--- OBJECTIVE ---
Pick out every line in the data below that holds "Output".

[Records from a data source]
┌──
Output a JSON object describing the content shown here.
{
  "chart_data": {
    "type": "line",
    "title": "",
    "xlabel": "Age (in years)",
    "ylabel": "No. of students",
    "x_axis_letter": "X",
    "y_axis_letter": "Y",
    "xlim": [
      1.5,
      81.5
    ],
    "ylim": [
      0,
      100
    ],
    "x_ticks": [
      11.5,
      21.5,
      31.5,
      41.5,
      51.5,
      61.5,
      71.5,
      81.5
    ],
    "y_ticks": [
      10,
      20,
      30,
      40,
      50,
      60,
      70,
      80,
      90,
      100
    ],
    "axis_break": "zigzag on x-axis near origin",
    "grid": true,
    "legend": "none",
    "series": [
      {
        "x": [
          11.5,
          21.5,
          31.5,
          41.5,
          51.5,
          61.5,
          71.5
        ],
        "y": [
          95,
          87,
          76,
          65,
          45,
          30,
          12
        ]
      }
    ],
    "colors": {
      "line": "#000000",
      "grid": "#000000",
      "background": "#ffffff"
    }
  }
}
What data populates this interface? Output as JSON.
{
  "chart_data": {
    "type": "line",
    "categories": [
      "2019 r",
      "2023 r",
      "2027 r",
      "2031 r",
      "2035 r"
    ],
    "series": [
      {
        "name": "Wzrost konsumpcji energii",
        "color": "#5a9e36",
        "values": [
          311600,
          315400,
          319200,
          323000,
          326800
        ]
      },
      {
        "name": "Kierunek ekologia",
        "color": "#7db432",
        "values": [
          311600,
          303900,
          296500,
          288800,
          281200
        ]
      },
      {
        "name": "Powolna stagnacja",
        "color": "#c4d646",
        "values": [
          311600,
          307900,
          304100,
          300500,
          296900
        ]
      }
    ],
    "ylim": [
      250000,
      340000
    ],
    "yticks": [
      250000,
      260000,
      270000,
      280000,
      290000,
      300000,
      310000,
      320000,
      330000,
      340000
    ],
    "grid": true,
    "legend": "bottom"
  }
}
└──
--- RESULT FOR THIS TASK ---
Output a JSON object describing the content shown here.
What data populates this interface? Output as JSON.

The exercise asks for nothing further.